Task goal: Word for word, transcribe the lines below and drop the pictures.

************

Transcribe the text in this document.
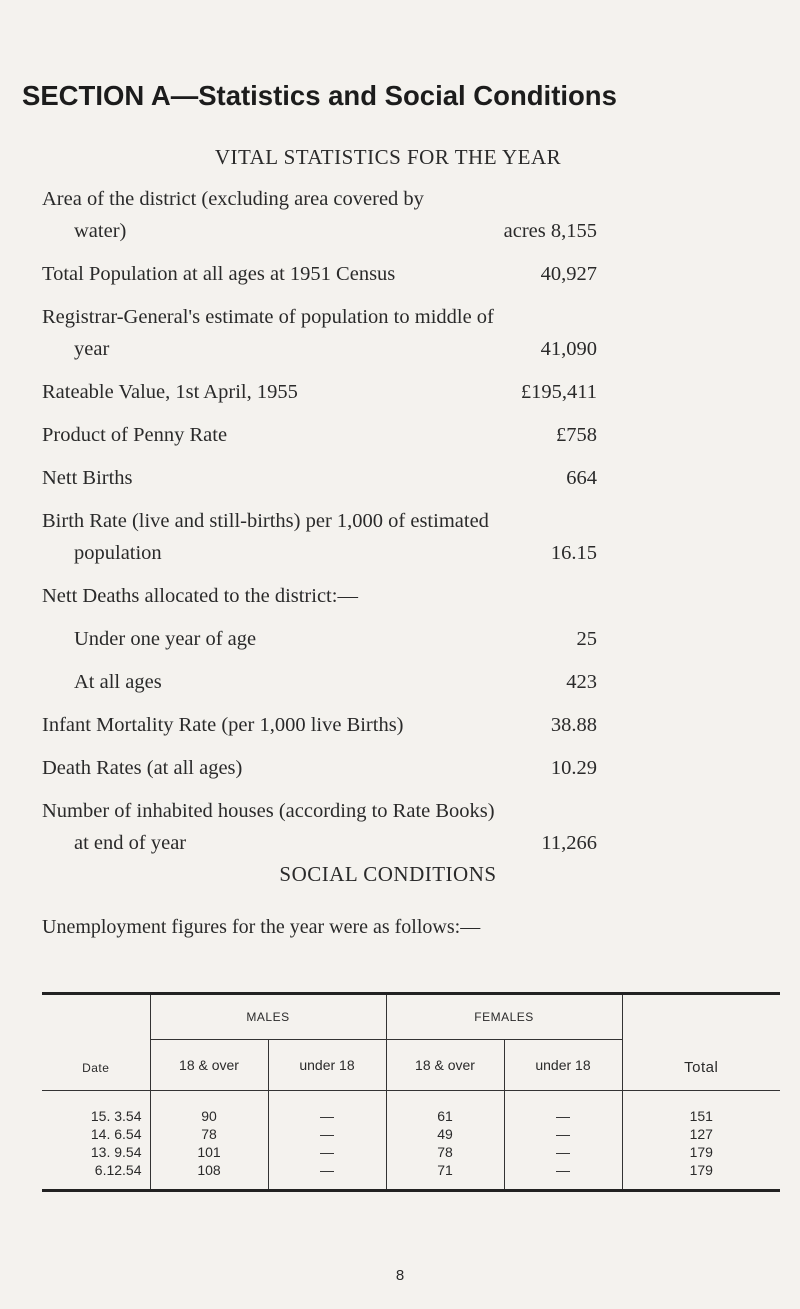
SECTION A—Statistics and Social Conditions
VITAL STATISTICS FOR THE YEAR
Area of the district (excluding area covered by
water)	acres 8,155
Total Population at all ages at 1951 Census	40,927
Registrar-General's estimate of population to middle of
year	41,090
Rateable Value, 1st April, 1955	£195,411
Product of Penny Rate	£758
Nett Births	664
Birth Rate (live and still-births) per 1,000 of estimated
population	16.15
Nett Deaths allocated to the district:—
Under one year of age	25
At all ages	423
Infant Mortality Rate (per 1,000 live Births)	38.88
Death Rates (at all ages)	10.29
Number of inhabited houses (according to Rate Books)
at end of year	11,266
SOCIAL CONDITIONS
Unemployment figures for the year were as follows:—
Date	MALES		FEMALES		Total
	18 & over	under 18	18 & over	under 18	
15. 3.54	90	—	61	—	151
14. 6.54	78	—	49	—	127
13. 9.54	101	—	78	—	179
6.12.54	108	—	71	—	179

8
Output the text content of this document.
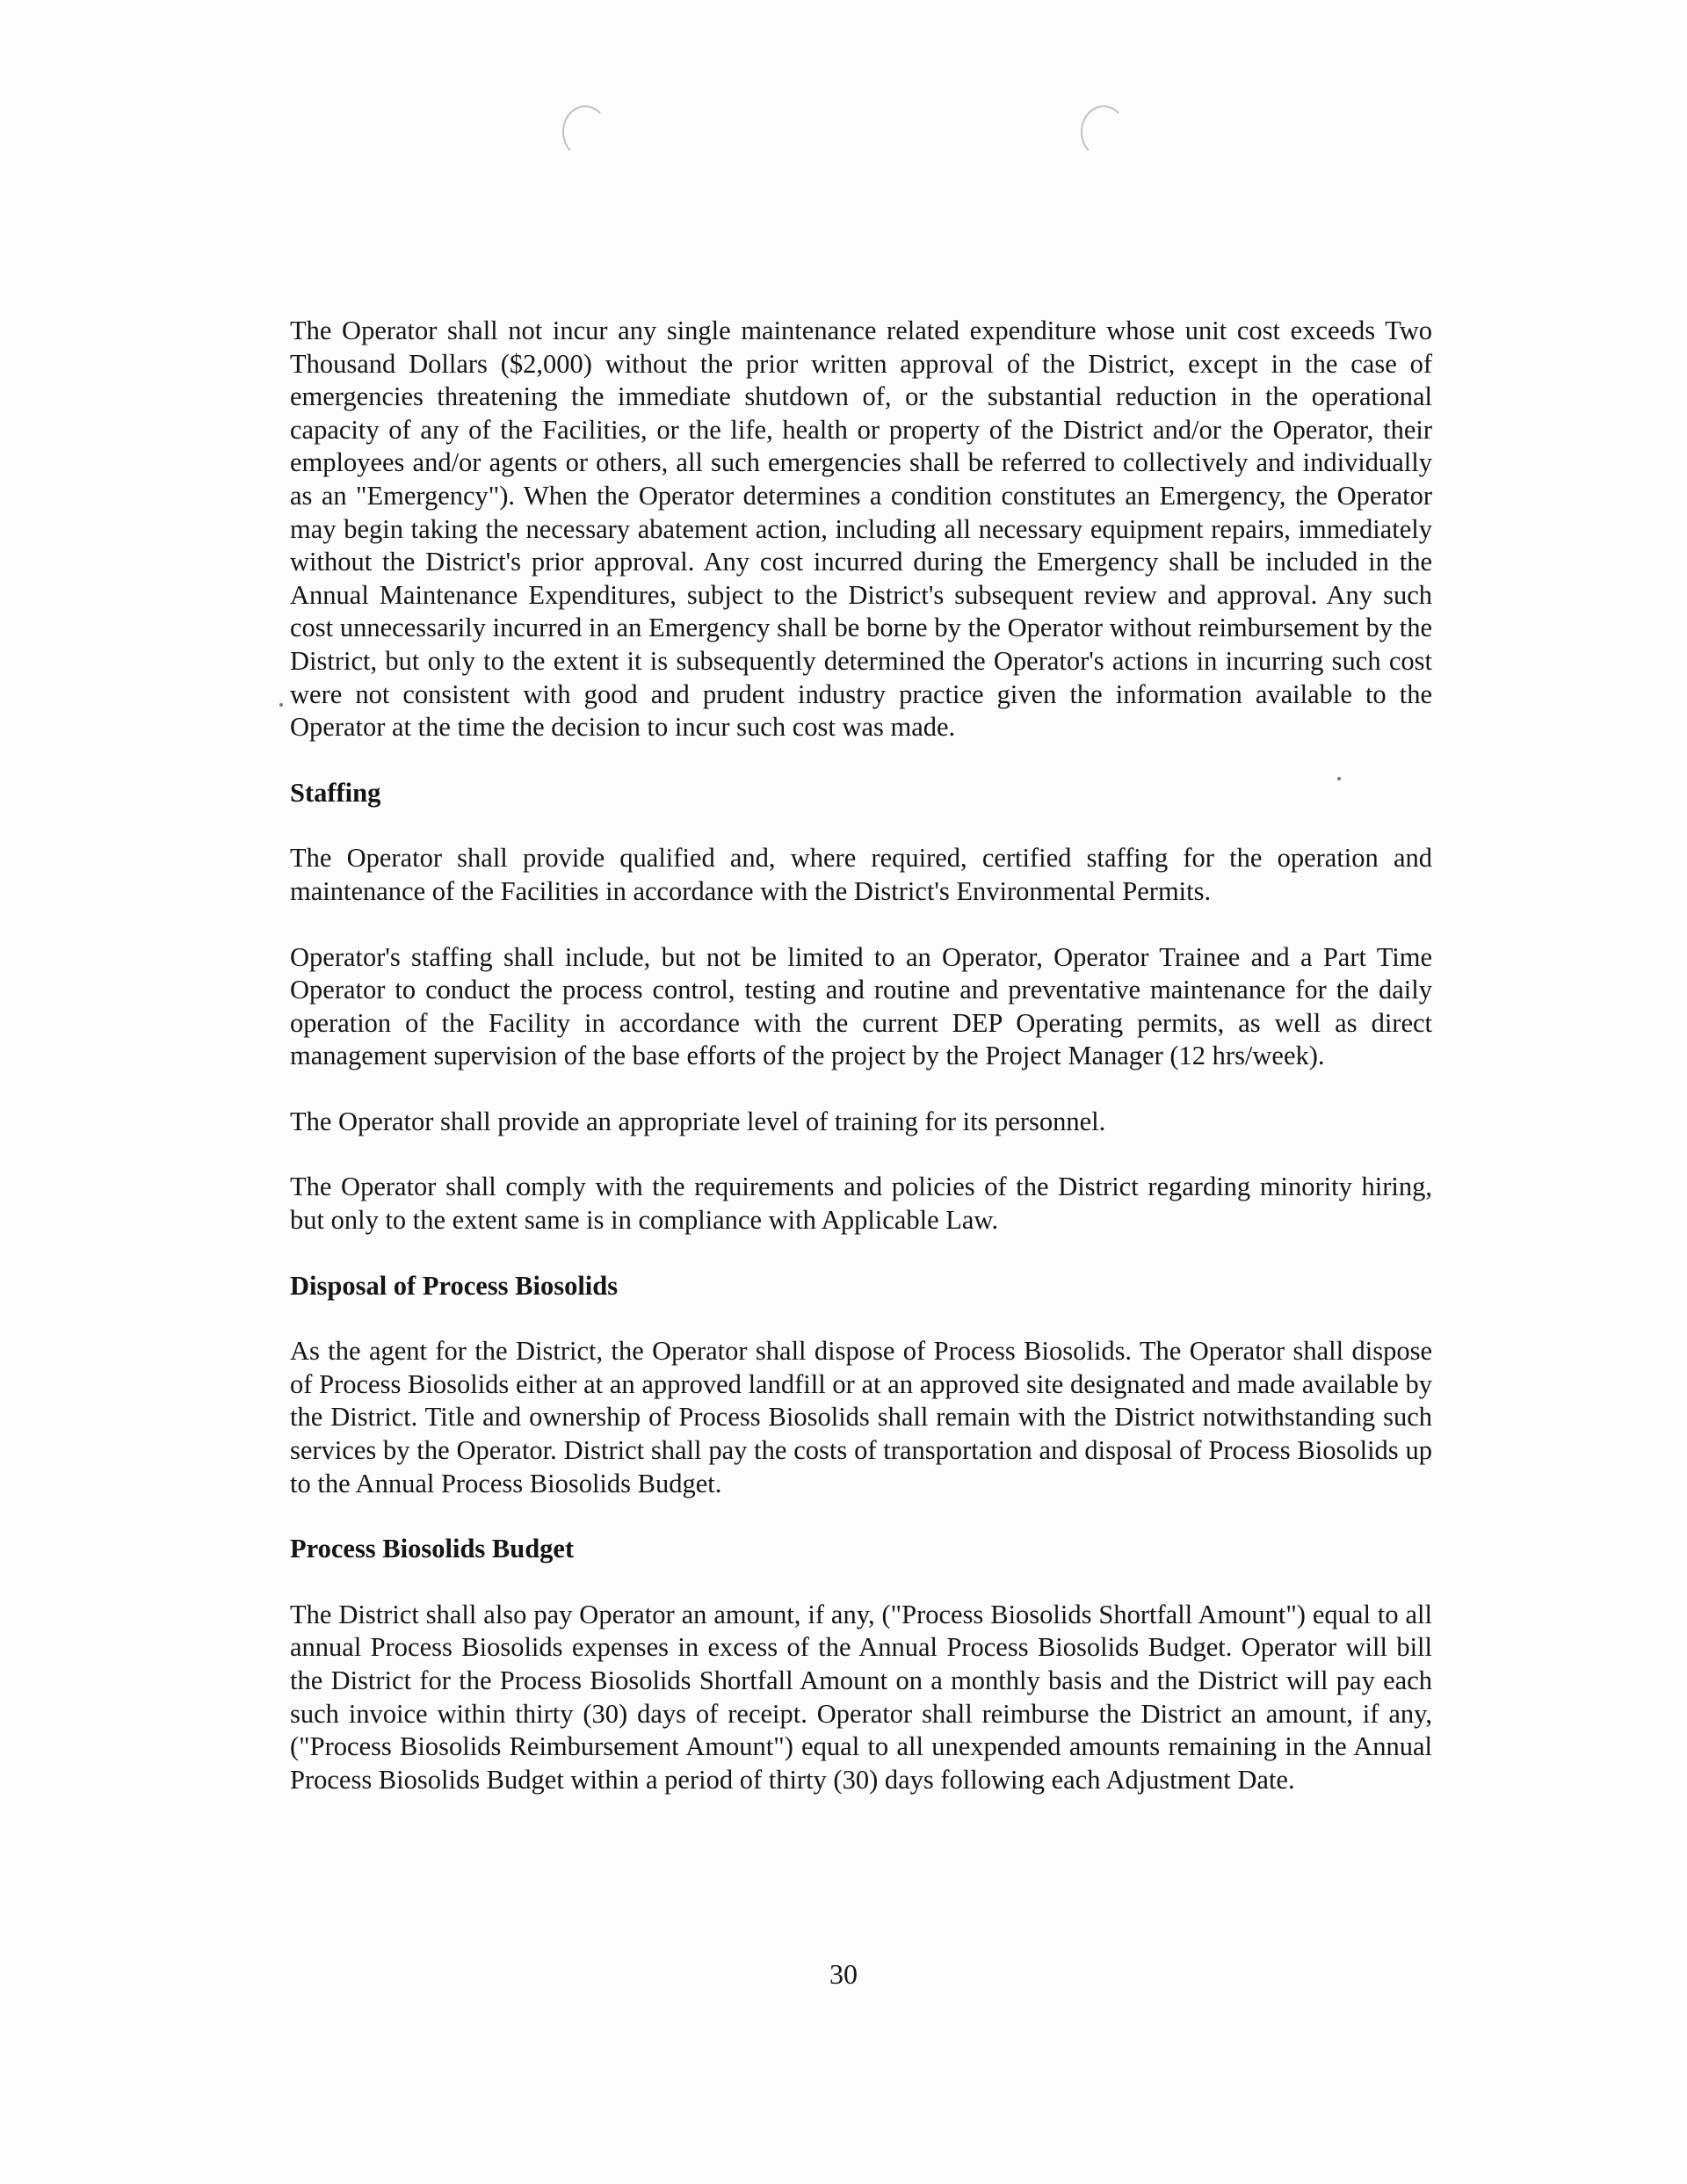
The Operator shall not incur any single maintenance related expenditure whose unit cost exceeds Two Thousand Dollars ($2,000) without the prior written approval of the District, except in the case of emergencies threatening the immediate shutdown of, or the substantial reduction in the operational capacity of any of the Facilities, or the life, health or property of the District and/or the Operator, their employees and/or agents or others, all such emergencies shall be referred to collectively and individually as an "Emergency"). When the Operator determines a condition constitutes an Emergency, the Operator may begin taking the necessary abatement action, including all necessary equipment repairs, immediately without the District's prior approval. Any cost incurred during the Emergency shall be included in the Annual Maintenance Expenditures, subject to the District's subsequent review and approval. Any such cost unnecessarily incurred in an Emergency shall be borne by the Operator without reimbursement by the District, but only to the extent it is subsequently determined the Operator's actions in incurring such cost were not consistent with good and prudent industry practice given the information available to the Operator at the time the decision to incur such cost was made.

Staffing

The Operator shall provide qualified and, where required, certified staffing for the operation and maintenance of the Facilities in accordance with the District's Environmental Permits.

Operator's staffing shall include, but not be limited to an Operator, Operator Trainee and a Part Time Operator to conduct the process control, testing and routine and preventative maintenance for the daily operation of the Facility in accordance with the current DEP Operating permits, as well as direct management supervision of the base efforts of the project by the Project Manager (12 hrs/week).

The Operator shall provide an appropriate level of training for its personnel.

The Operator shall comply with the requirements and policies of the District regarding minority hiring, but only to the extent same is in compliance with Applicable Law.

Disposal of Process Biosolids

As the agent for the District, the Operator shall dispose of Process Biosolids. The Operator shall dispose of Process Biosolids either at an approved landfill or at an approved site designated and made available by the District. Title and ownership of Process Biosolids shall remain with the District notwithstanding such services by the Operator. District shall pay the costs of transportation and disposal of Process Biosolids up to the Annual Process Biosolids Budget.

Process Biosolids Budget

The District shall also pay Operator an amount, if any, ("Process Biosolids Shortfall Amount") equal to all annual Process Biosolids expenses in excess of the Annual Process Biosolids Budget. Operator will bill the District for the Process Biosolids Shortfall Amount on a monthly basis and the District will pay each such invoice within thirty (30) days of receipt. Operator shall reimburse the District an amount, if any, ("Process Biosolids Reimbursement Amount") equal to all unexpended amounts remaining in the Annual Process Biosolids Budget within a period of thirty (30) days following each Adjustment Date.

30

************

Expected output:
Transcribe the text in this document.
SECTION A—Statistics and Social Conditions
VITAL STATISTICS FOR THE YEAR
Area of the district (excluding area covered by
water)	acres 8,155
Total Population at all ages at 1951 Census	40,927
Registrar-General's estimate of population to middle of
year	41,090
Rateable Value, 1st April, 1955	£195,411
Product of Penny Rate	£758
Nett Births	664
Birth Rate (live and still-births) per 1,000 of estimated
population	16.15
Nett Deaths allocated to the district:—
Under one year of age	25
At all ages	423
Infant Mortality Rate (per 1,000 live Births)	38.88
Death Rates (at all ages)	10.29
Number of inhabited houses (according to Rate Books)
at end of year	11,266
SOCIAL CONDITIONS
Unemployment figures for the year were as follows:—
Date	MALES		FEMALES		Total
	18 & over	under 18	18 & over	under 18	
15. 3.54	90	—	61	—	151
14. 6.54	78	—	49	—	127
13. 9.54	101	—	78	—	179
6.12.54	108	—	71	—	179

8
Output the text content of this document.
The Operator shall not incur any single maintenance related expenditure whose unit cost exceeds Two Thousand Dollars ($2,000) without the prior written approval of the District, except in the case of emergencies threatening the immediate shutdown of, or the substantial reduction in the operational capacity of any of the Facilities, or the life, health or property of the District and/or the Operator, their employees and/or agents or others, all such emergencies shall be referred to collectively and individually as an "Emergency"). When the Operator determines a condition constitutes an Emergency, the Operator may begin taking the necessary abatement action, including all necessary equipment repairs, immediately without the District's prior approval. Any cost incurred during the Emergency shall be included in the Annual Maintenance Expenditures, subject to the District's subsequent review and approval. Any such cost unnecessarily incurred in an Emergency shall be borne by the Operator without reimbursement by the District, but only to the extent it is subsequently determined the Operator's actions in incurring such cost were not consistent with good and prudent industry practice given the information available to the Operator at the time the decision to incur such cost was made.

Staffing

The Operator shall provide qualified and, where required, certified staffing for the operation and maintenance of the Facilities in accordance with the District's Environmental Permits.

Operator's staffing shall include, but not be limited to an Operator, Operator Trainee and a Part Time Operator to conduct the process control, testing and routine and preventative maintenance for the daily operation of the Facility in accordance with the current DEP Operating permits, as well as direct management supervision of the base efforts of the project by the Project Manager (12 hrs/week).

The Operator shall provide an appropriate level of training for its personnel.

The Operator shall comply with the requirements and policies of the District regarding minority hiring, but only to the extent same is in compliance with Applicable Law.

Disposal of Process Biosolids

As the agent for the District, the Operator shall dispose of Process Biosolids. The Operator shall dispose of Process Biosolids either at an approved landfill or at an approved site designated and made available by the District. Title and ownership of Process Biosolids shall remain with the District notwithstanding such services by the Operator. District shall pay the costs of transportation and disposal of Process Biosolids up to the Annual Process Biosolids Budget.

Process Biosolids Budget

The District shall also pay Operator an amount, if any, ("Process Biosolids Shortfall Amount") equal to all annual Process Biosolids expenses in excess of the Annual Process Biosolids Budget. Operator will bill the District for the Process Biosolids Shortfall Amount on a monthly basis and the District will pay each such invoice within thirty (30) days of receipt. Operator shall reimburse the District an amount, if any, ("Process Biosolids Reimbursement Amount") equal to all unexpended amounts remaining in the Annual Process Biosolids Budget within a period of thirty (30) days following each Adjustment Date.

30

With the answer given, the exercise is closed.